━━━ The input

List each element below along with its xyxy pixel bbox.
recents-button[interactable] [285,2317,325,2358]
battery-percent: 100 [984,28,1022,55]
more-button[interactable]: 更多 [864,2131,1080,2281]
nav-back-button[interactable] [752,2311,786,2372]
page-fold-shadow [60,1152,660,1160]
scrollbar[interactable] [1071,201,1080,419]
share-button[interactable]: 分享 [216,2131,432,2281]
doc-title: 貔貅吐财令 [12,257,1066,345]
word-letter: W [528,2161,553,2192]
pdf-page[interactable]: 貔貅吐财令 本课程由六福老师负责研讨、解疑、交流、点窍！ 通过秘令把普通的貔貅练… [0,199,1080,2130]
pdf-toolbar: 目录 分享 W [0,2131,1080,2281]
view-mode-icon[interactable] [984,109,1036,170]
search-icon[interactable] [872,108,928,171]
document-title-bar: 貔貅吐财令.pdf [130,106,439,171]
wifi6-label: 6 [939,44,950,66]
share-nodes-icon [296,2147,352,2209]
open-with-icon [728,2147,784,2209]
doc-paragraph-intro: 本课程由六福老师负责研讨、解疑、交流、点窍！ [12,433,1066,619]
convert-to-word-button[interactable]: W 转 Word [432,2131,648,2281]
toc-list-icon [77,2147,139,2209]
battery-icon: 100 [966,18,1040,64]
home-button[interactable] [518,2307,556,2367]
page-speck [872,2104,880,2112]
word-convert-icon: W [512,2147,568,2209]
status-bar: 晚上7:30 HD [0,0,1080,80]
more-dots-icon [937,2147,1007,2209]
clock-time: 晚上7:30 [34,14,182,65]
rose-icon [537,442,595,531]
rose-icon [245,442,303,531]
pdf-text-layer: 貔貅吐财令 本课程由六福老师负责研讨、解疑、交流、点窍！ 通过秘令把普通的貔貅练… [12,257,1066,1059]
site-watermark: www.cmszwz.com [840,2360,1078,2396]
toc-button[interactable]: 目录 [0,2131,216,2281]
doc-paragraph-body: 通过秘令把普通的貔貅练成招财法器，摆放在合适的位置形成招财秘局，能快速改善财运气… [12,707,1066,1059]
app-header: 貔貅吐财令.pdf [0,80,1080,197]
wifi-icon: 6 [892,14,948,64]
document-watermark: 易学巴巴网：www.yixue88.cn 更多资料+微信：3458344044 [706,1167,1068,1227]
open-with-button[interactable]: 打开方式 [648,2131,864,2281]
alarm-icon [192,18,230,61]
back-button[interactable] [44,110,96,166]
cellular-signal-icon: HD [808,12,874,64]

━━━━━━

## [Requirement]
Reproduce the records above in full, renaming every occurrence of "rose-icon" to "flower-icon" and leaving every other character unchanged.

## [Result for this task]
List each element below along with its xyxy pixel bbox.
recents-button[interactable] [285,2317,325,2358]
battery-percent: 100 [984,28,1022,55]
more-button[interactable]: 更多 [864,2131,1080,2281]
nav-back-button[interactable] [752,2311,786,2372]
page-fold-shadow [60,1152,660,1160]
scrollbar[interactable] [1071,201,1080,419]
share-button[interactable]: 分享 [216,2131,432,2281]
doc-title: 貔貅吐财令 [12,257,1066,345]
word-letter: W [528,2161,553,2192]
pdf-page[interactable]: 貔貅吐财令 本课程由六福老师负责研讨、解疑、交流、点窍！ 通过秘令把普通的貔貅练… [0,199,1080,2130]
pdf-toolbar: 目录 分享 W [0,2131,1080,2281]
view-mode-icon[interactable] [984,109,1036,170]
search-icon[interactable] [872,108,928,171]
document-title-bar: 貔貅吐财令.pdf [130,106,439,171]
wifi6-label: 6 [939,44,950,66]
share-nodes-icon [296,2147,352,2209]
open-with-icon [728,2147,784,2209]
doc-paragraph-intro: 本课程由六福老师负责研讨、解疑、交流、点窍！ [12,433,1066,619]
convert-to-word-button[interactable]: W 转 Word [432,2131,648,2281]
toc-list-icon [77,2147,139,2209]
battery-icon: 100 [966,18,1040,64]
home-button[interactable] [518,2307,556,2367]
page-speck [872,2104,880,2112]
word-convert-icon: W [512,2147,568,2209]
status-bar: 晚上7:30 HD [0,0,1080,80]
more-dots-icon [937,2147,1007,2209]
clock-time: 晚上7:30 [34,14,182,65]
flower-icon [537,442,595,531]
flower-icon [245,442,303,531]
pdf-text-layer: 貔貅吐财令 本课程由六福老师负责研讨、解疑、交流、点窍！ 通过秘令把普通的貔貅练… [12,257,1066,1059]
site-watermark: www.cmszwz.com [840,2360,1078,2396]
toc-button[interactable]: 目录 [0,2131,216,2281]
doc-paragraph-body: 通过秘令把普通的貔貅练成招财法器，摆放在合适的位置形成招财秘局，能快速改善财运气… [12,707,1066,1059]
app-header: 貔貅吐财令.pdf [0,80,1080,197]
wifi-icon: 6 [892,14,948,64]
document-watermark: 易学巴巴网：www.yixue88.cn 更多资料+微信：3458344044 [706,1167,1068,1227]
open-with-button[interactable]: 打开方式 [648,2131,864,2281]
alarm-icon [192,18,230,61]
back-button[interactable] [44,110,96,166]
cellular-signal-icon: HD [808,12,874,64]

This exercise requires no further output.